Your goal
Identify the lines that contain the word "diameter" and copy each one.

Dataset entries
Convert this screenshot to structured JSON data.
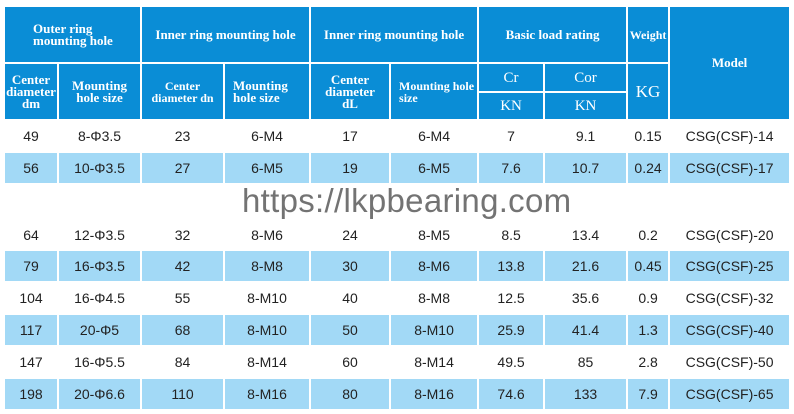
{
  "header": {
    "outer": "Outer ring mounting hole",
    "inner1": "Inner ring mounting hole",
    "inner2": "Inner ring mounting hole",
    "load": "Basic load rating",
    "weight": "Weight",
    "model": "Model",
    "center_dm": "Center diameter dm",
    "mount1": "Mounting hole size",
    "center_dn": "Center diameter dn",
    "mount2": "Mounting hole size",
    "center_dl": "Center diameter dL",
    "mount3": "Mounting hole size",
    "cr": "Cr",
    "cor": "Cor",
    "kn1": "KN",
    "kn2": "KN",
    "kg": "KG"
  },
  "rows": [
    [
      "49",
      "8-Φ3.5",
      "23",
      "6-M4",
      "17",
      "6-M4",
      "7",
      "9.1",
      "0.15",
      "CSG(CSF)-14"
    ],
    [
      "56",
      "10-Φ3.5",
      "27",
      "6-M5",
      "19",
      "6-M5",
      "7.6",
      "10.7",
      "0.24",
      "CSG(CSF)-17"
    ],
    [
      "64",
      "12-Φ3.5",
      "32",
      "8-M6",
      "24",
      "8-M5",
      "8.5",
      "13.4",
      "0.2",
      "CSG(CSF)-20"
    ],
    [
      "79",
      "16-Φ3.5",
      "42",
      "8-M8",
      "30",
      "8-M6",
      "13.8",
      "21.6",
      "0.45",
      "CSG(CSF)-25"
    ],
    [
      "104",
      "16-Φ4.5",
      "55",
      "8-M10",
      "40",
      "8-M8",
      "12.5",
      "35.6",
      "0.9",
      "CSG(CSF)-32"
    ],
    [
      "117",
      "20-Φ5",
      "68",
      "8-M10",
      "50",
      "8-M10",
      "25.9",
      "41.4",
      "1.3",
      "CSG(CSF)-40"
    ],
    [
      "147",
      "16-Φ5.5",
      "84",
      "8-M14",
      "60",
      "8-M14",
      "49.5",
      "85",
      "2.8",
      "CSG(CSF)-50"
    ],
    [
      "198",
      "20-Φ6.6",
      "110",
      "8-M16",
      "80",
      "8-M16",
      "74.6",
      "133",
      "7.9",
      "CSG(CSF)-65"
    ]
  ],
  "watermark": "https://lkpbearing.com"
}
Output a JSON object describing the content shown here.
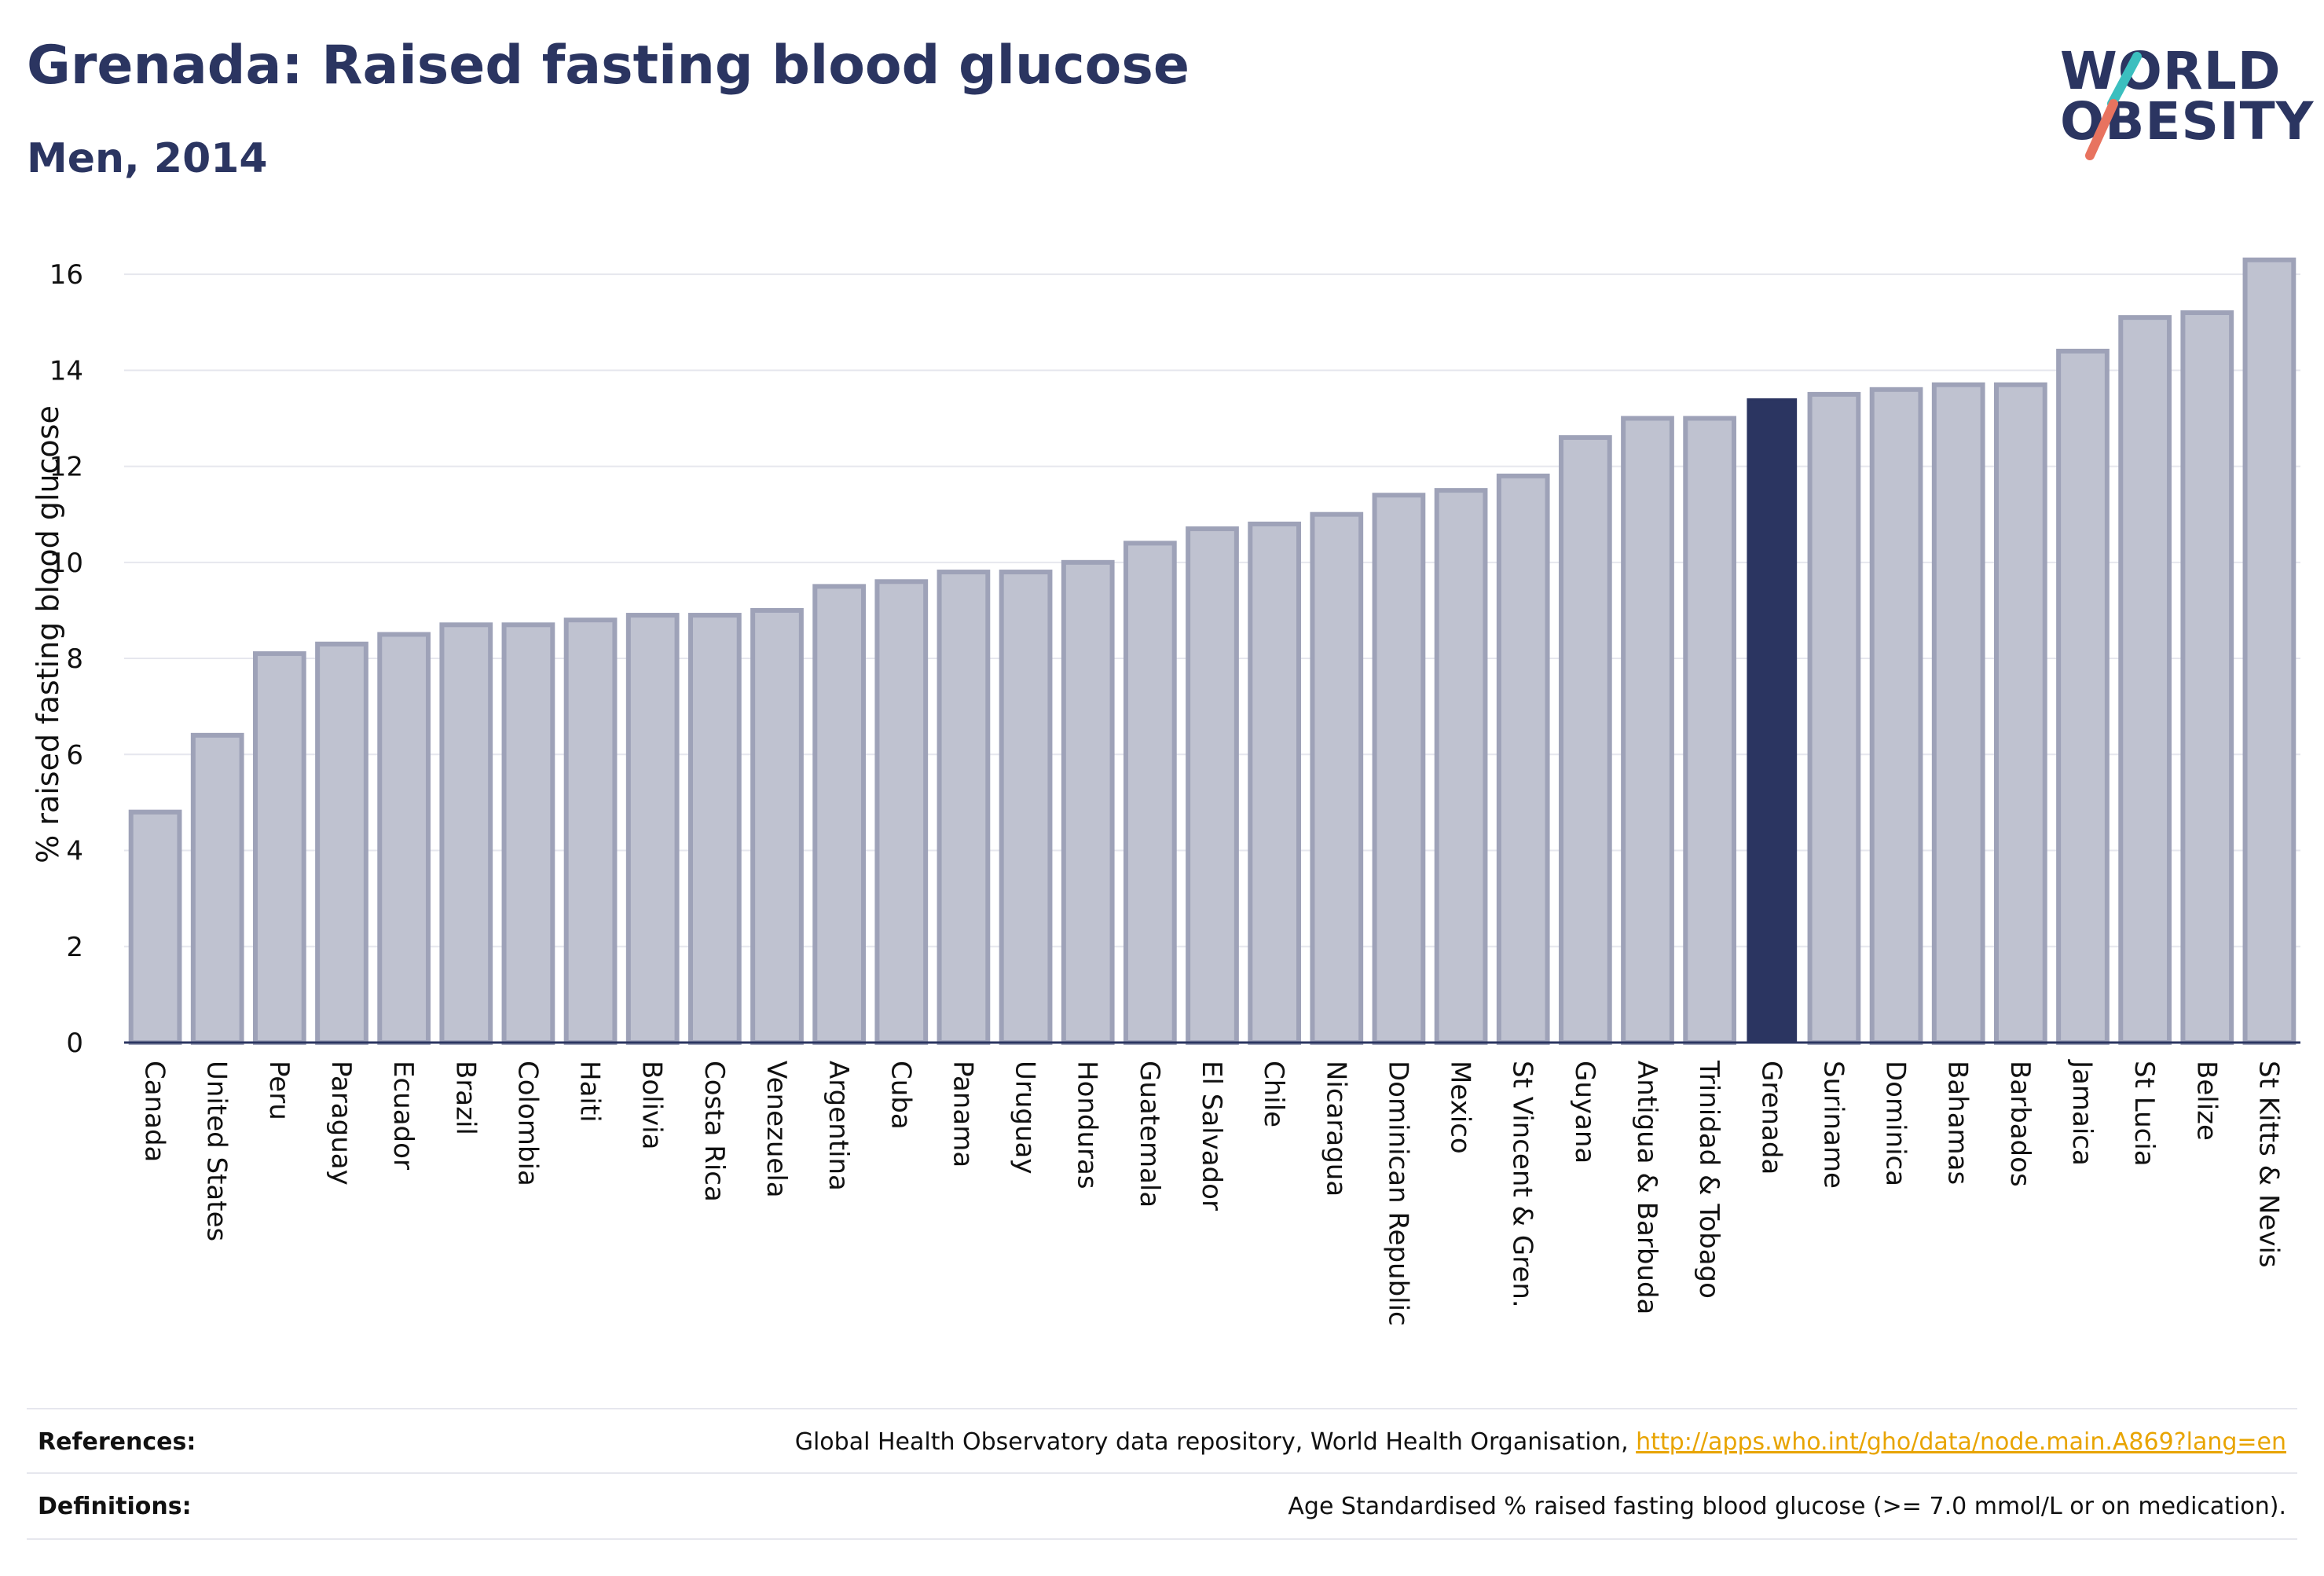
{
  "header": {
    "title": "Grenada: Raised fasting blood glucose",
    "subtitle": "Men, 2014"
  },
  "logo": {
    "line1": "WORLD",
    "line2": "OBESITY",
    "accent_teal": "#3bbfbf",
    "accent_coral": "#e8735f"
  },
  "colors": {
    "bar_fill": "#bfc2d0",
    "bar_stroke": "#9ea2b8",
    "highlight": "#2b3561",
    "grid": "#e6e7ee",
    "axis": "#2b3561"
  },
  "chart_data": {
    "type": "bar",
    "title": "Grenada: Raised fasting blood glucose",
    "subtitle": "Men, 2014",
    "xlabel": "",
    "ylabel": "% raised fasting blood glucose",
    "ylim": [
      0,
      17
    ],
    "yticks": [
      0,
      2,
      4,
      6,
      8,
      10,
      12,
      14,
      16
    ],
    "grid": true,
    "legend": "none",
    "highlight": "Grenada",
    "categories": [
      "Canada",
      "United States",
      "Peru",
      "Paraguay",
      "Ecuador",
      "Brazil",
      "Colombia",
      "Haiti",
      "Bolivia",
      "Costa Rica",
      "Venezuela",
      "Argentina",
      "Cuba",
      "Panama",
      "Uruguay",
      "Honduras",
      "Guatemala",
      "El Salvador",
      "Chile",
      "Nicaragua",
      "Dominican Republic",
      "Mexico",
      "St Vincent & Gren.",
      "Guyana",
      "Antigua & Barbuda",
      "Trinidad & Tobago",
      "Grenada",
      "Suriname",
      "Dominica",
      "Bahamas",
      "Barbados",
      "Jamaica",
      "St Lucia",
      "Belize",
      "St Kitts & Nevis"
    ],
    "values": [
      4.8,
      6.4,
      8.1,
      8.3,
      8.5,
      8.7,
      8.7,
      8.8,
      8.9,
      8.9,
      9.0,
      9.5,
      9.6,
      9.8,
      9.8,
      10.0,
      10.4,
      10.7,
      10.8,
      11.0,
      11.4,
      11.5,
      11.8,
      12.6,
      13.0,
      13.0,
      13.4,
      13.5,
      13.6,
      13.7,
      13.7,
      14.4,
      15.1,
      15.2,
      16.3
    ]
  },
  "footer": {
    "references_label": "References:",
    "references_text": "Global Health Observatory data repository, World Health Organisation, ",
    "references_link": "http://apps.who.int/gho/data/node.main.A869?lang=en",
    "definitions_label": "Definitions:",
    "definitions_text": "Age Standardised % raised fasting blood glucose (>= 7.0 mmol/L or on medication)."
  }
}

Task solution
    "center_dm": "Center diameter dm",
    "center_dn": "Center diameter dn",
    "center_dl": "Center diameter dL",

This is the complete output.